**Job:**
Transcribe every one of the following lines verbatim, keeping each character, number, and symbol unchanged.

**Exercise input:**
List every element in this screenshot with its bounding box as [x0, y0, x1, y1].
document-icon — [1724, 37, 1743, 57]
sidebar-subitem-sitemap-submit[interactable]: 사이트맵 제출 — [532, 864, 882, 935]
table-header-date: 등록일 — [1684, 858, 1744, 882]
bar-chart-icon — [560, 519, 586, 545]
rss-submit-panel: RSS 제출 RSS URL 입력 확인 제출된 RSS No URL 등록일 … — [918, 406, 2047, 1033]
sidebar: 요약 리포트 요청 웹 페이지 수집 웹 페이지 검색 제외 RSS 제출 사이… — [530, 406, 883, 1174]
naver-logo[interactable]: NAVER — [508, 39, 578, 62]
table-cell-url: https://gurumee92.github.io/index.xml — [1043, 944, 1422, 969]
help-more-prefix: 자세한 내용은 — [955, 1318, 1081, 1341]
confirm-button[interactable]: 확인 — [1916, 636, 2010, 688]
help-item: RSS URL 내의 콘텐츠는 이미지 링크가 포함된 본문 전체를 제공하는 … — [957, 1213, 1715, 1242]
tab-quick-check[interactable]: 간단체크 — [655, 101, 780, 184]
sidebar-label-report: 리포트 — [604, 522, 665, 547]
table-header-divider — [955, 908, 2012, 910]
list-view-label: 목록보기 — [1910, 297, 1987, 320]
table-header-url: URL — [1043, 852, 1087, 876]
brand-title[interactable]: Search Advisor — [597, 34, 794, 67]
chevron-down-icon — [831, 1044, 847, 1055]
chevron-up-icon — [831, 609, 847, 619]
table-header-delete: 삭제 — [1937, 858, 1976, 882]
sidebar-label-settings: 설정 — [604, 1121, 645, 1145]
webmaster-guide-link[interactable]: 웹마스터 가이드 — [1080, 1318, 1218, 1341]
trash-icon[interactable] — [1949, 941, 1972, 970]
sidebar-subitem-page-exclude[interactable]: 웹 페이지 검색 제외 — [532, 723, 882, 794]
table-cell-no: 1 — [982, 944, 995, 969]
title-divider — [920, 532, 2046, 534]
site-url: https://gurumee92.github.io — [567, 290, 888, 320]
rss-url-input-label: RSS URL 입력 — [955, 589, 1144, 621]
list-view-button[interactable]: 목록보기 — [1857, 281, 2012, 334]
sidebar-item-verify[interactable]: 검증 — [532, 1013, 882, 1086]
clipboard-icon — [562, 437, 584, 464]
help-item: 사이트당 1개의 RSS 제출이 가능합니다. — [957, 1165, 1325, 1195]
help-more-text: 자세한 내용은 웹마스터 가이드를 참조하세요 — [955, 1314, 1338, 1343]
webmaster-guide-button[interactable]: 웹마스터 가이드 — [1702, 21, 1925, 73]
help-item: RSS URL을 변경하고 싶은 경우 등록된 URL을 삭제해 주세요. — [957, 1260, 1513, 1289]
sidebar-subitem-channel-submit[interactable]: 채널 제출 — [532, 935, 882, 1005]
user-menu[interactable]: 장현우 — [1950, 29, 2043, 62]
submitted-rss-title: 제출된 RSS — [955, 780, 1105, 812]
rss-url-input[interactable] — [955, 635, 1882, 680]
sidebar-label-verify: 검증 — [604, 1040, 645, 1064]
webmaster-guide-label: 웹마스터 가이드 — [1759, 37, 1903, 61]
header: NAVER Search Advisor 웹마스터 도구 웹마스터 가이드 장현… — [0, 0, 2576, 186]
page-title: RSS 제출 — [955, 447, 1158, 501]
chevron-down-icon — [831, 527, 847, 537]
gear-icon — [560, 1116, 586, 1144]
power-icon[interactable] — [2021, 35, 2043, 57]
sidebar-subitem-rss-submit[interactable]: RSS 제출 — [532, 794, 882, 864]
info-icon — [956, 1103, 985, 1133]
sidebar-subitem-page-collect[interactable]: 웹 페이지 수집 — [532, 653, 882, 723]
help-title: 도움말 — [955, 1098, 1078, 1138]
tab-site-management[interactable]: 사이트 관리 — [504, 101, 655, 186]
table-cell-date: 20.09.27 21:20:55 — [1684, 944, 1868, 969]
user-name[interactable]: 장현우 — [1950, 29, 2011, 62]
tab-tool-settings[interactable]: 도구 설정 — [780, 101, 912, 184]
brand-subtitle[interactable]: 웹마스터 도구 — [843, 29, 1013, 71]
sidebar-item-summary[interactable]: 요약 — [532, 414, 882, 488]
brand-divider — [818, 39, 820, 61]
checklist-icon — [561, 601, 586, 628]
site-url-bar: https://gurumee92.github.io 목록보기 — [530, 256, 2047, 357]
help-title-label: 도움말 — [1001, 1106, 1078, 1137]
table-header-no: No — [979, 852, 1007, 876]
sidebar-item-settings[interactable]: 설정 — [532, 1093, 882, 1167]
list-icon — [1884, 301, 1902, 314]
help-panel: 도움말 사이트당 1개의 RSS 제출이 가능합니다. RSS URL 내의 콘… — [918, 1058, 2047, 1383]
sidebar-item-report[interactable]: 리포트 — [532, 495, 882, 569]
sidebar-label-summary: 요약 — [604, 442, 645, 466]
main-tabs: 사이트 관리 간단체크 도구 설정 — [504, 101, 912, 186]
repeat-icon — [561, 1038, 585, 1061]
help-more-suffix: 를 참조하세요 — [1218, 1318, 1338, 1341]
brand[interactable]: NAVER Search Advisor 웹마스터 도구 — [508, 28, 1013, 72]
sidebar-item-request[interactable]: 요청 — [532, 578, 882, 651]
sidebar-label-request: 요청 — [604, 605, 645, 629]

**Full answer:**
List every element in this screenshot with its bounding box as [x0, y0, x1, y1].
document-icon — [1724, 37, 1743, 57]
sidebar-subitem-sitemap-submit[interactable]: 사이트맵 제출 — [532, 864, 882, 935]
table-header-date: 등록일 — [1684, 858, 1744, 882]
bar-chart-icon — [560, 519, 586, 545]
rss-submit-panel: RSS 제출 RSS URL 입력 확인 제출된 RSS No URL 등록일 … — [918, 406, 2047, 1033]
sidebar: 요약 리포트 요청 웹 페이지 수집 웹 페이지 검색 제외 RSS 제출 사이… — [530, 406, 883, 1174]
naver-logo[interactable]: NAVER — [508, 39, 578, 62]
table-cell-url: https://gurumee92.github.io/index.xml — [1043, 944, 1422, 969]
help-more-prefix: 자세한 내용은 — [955, 1318, 1081, 1341]
confirm-button[interactable]: 확인 — [1916, 636, 2010, 688]
help-item: RSS URL 내의 콘텐츠는 이미지 링크가 포함된 본문 전체를 제공하는 … — [957, 1213, 1715, 1242]
tab-quick-check[interactable]: 간단체크 — [655, 101, 780, 184]
sidebar-label-report: 리포트 — [604, 522, 665, 547]
table-header-divider — [955, 908, 2012, 910]
list-view-label: 목록보기 — [1910, 297, 1987, 320]
table-header-url: URL — [1043, 852, 1087, 876]
brand-title[interactable]: Search Advisor — [597, 34, 794, 67]
chevron-down-icon — [831, 1044, 847, 1055]
chevron-up-icon — [831, 609, 847, 619]
table-header-delete: 삭제 — [1937, 858, 1976, 882]
sidebar-label-settings: 설정 — [604, 1121, 645, 1145]
webmaster-guide-link[interactable]: 웹마스터 가이드 — [1080, 1318, 1218, 1341]
trash-icon[interactable] — [1949, 941, 1972, 970]
sidebar-subitem-page-exclude[interactable]: 웹 페이지 검색 제외 — [532, 723, 882, 794]
table-cell-no: 1 — [982, 944, 995, 969]
title-divider — [920, 532, 2046, 534]
site-url: https://gurumee92.github.io — [567, 290, 888, 320]
rss-url-input-label: RSS URL 입력 — [955, 589, 1144, 621]
list-view-button[interactable]: 목록보기 — [1857, 281, 2012, 334]
sidebar-item-verify[interactable]: 검증 — [532, 1013, 882, 1086]
clipboard-icon — [562, 437, 584, 464]
help-item: 사이트당 1개의 RSS 제출이 가능합니다. — [957, 1165, 1325, 1195]
help-more-text: 자세한 내용은 웹마스터 가이드를 참조하세요 — [955, 1314, 1338, 1343]
webmaster-guide-button[interactable]: 웹마스터 가이드 — [1702, 21, 1925, 73]
help-item: RSS URL을 변경하고 싶은 경우 등록된 URL을 삭제해 주세요. — [957, 1260, 1513, 1289]
sidebar-subitem-channel-submit[interactable]: 채널 제출 — [532, 935, 882, 1005]
user-menu[interactable]: 장현우 — [1950, 29, 2043, 62]
submitted-rss-title: 제출된 RSS — [955, 780, 1105, 812]
rss-url-input[interactable] — [955, 635, 1882, 680]
sidebar-label-verify: 검증 — [604, 1040, 645, 1064]
webmaster-guide-label: 웹마스터 가이드 — [1759, 37, 1903, 61]
header: NAVER Search Advisor 웹마스터 도구 웹마스터 가이드 장현… — [0, 0, 2576, 186]
page-title: RSS 제출 — [955, 447, 1158, 501]
chevron-down-icon — [831, 527, 847, 537]
gear-icon — [560, 1116, 586, 1144]
power-icon[interactable] — [2021, 35, 2043, 57]
sidebar-subitem-rss-submit[interactable]: RSS 제출 — [532, 794, 882, 864]
info-icon — [956, 1103, 985, 1133]
sidebar-subitem-page-collect[interactable]: 웹 페이지 수집 — [532, 653, 882, 723]
help-title: 도움말 — [955, 1098, 1078, 1138]
tab-site-management[interactable]: 사이트 관리 — [504, 101, 655, 186]
table-cell-date: 20.09.27 21:20:55 — [1684, 944, 1868, 969]
user-name[interactable]: 장현우 — [1950, 29, 2011, 62]
tab-tool-settings[interactable]: 도구 설정 — [780, 101, 912, 184]
brand-subtitle[interactable]: 웹마스터 도구 — [843, 29, 1013, 71]
sidebar-item-summary[interactable]: 요약 — [532, 414, 882, 488]
brand-divider — [818, 39, 820, 61]
checklist-icon — [561, 601, 586, 628]
site-url-bar: https://gurumee92.github.io 목록보기 — [530, 256, 2047, 357]
help-title-label: 도움말 — [1001, 1106, 1078, 1137]
table-header-no: No — [979, 852, 1007, 876]
sidebar-item-settings[interactable]: 설정 — [532, 1093, 882, 1167]
list-icon — [1884, 301, 1902, 314]
help-panel: 도움말 사이트당 1개의 RSS 제출이 가능합니다. RSS URL 내의 콘… — [918, 1058, 2047, 1383]
sidebar-item-report[interactable]: 리포트 — [532, 495, 882, 569]
sidebar-label-summary: 요약 — [604, 442, 645, 466]
main-tabs: 사이트 관리 간단체크 도구 설정 — [504, 101, 912, 186]
repeat-icon — [561, 1038, 585, 1061]
help-more-suffix: 를 참조하세요 — [1218, 1318, 1338, 1341]
brand[interactable]: NAVER Search Advisor 웹마스터 도구 — [508, 28, 1013, 72]
sidebar-item-request[interactable]: 요청 — [532, 578, 882, 651]
sidebar-label-request: 요청 — [604, 605, 645, 629]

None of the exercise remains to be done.